What is needed here is an exact copy of every entry.
═════ The data ═════
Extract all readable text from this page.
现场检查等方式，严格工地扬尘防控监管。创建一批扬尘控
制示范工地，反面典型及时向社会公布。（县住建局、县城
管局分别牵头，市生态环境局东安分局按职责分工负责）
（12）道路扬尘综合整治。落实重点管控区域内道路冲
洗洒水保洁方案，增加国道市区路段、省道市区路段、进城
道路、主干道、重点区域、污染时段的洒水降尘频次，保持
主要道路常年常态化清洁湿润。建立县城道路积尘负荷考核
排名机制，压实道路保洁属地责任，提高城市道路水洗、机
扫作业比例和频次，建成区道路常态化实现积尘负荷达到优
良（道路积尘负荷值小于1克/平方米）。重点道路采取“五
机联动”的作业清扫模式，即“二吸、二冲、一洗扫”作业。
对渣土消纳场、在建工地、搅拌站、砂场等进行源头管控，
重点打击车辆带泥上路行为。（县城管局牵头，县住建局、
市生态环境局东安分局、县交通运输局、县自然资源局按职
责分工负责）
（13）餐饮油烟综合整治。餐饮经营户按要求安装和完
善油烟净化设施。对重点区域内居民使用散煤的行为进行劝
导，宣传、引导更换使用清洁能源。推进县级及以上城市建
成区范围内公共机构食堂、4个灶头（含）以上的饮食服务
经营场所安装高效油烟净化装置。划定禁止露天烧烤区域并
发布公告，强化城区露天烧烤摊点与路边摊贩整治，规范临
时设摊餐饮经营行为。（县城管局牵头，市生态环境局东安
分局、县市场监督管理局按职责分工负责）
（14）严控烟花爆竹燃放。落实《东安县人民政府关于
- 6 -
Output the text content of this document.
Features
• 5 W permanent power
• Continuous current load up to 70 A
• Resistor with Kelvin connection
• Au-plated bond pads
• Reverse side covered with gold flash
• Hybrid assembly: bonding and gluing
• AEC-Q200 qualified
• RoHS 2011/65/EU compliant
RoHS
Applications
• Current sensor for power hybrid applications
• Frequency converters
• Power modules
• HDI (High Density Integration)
═════
Reply to the exercise:
Extract all readable text from this page.
现场检查等方式，严格工地扬尘防控监管。创建一批扬尘控
制示范工地，反面典型及时向社会公布。（县住建局、县城
管局分别牵头，市生态环境局东安分局按职责分工负责）
（12）道路扬尘综合整治。落实重点管控区域内道路冲
洗洒水保洁方案，增加国道市区路段、省道市区路段、进城
道路、主干道、重点区域、污染时段的洒水降尘频次，保持
主要道路常年常态化清洁湿润。建立县城道路积尘负荷考核
排名机制，压实道路保洁属地责任，提高城市道路水洗、机
扫作业比例和频次，建成区道路常态化实现积尘负荷达到优
良（道路积尘负荷值小于1克/平方米）。重点道路采取“五
机联动”的作业清扫模式，即“二吸、二冲、一洗扫”作业。
对渣土消纳场、在建工地、搅拌站、砂场等进行源头管控，
重点打击车辆带泥上路行为。（县城管局牵头，县住建局、
市生态环境局东安分局、县交通运输局、县自然资源局按职
责分工负责）
（13）餐饮油烟综合整治。餐饮经营户按要求安装和完
善油烟净化设施。对重点区域内居民使用散煤的行为进行劝
导，宣传、引导更换使用清洁能源。推进县级及以上城市建
成区范围内公共机构食堂、4个灶头（含）以上的饮食服务
经营场所安装高效油烟净化装置。划定禁止露天烧烤区域并
发布公告，强化城区露天烧烤摊点与路边摊贩整治，规范临
时设摊餐饮经营行为。（县城管局牵头，市生态环境局东安
分局、县市场监督管理局按职责分工负责）
（14）严控烟花爆竹燃放。落实《东安县人民政府关于
- 6 -
Output the text content of this document.
Features
• 5 W permanent power
• Continuous current load up to 70 A
• Resistor with Kelvin connection
• Au-plated bond pads
• Reverse side covered with gold flash
• Hybrid assembly: bonding and gluing
• AEC-Q200 qualified
• RoHS 2011/65/EU compliant
RoHS
Applications
• Current sensor for power hybrid applications
• Frequency converters
• Power modules
• HDI (High Density Integration)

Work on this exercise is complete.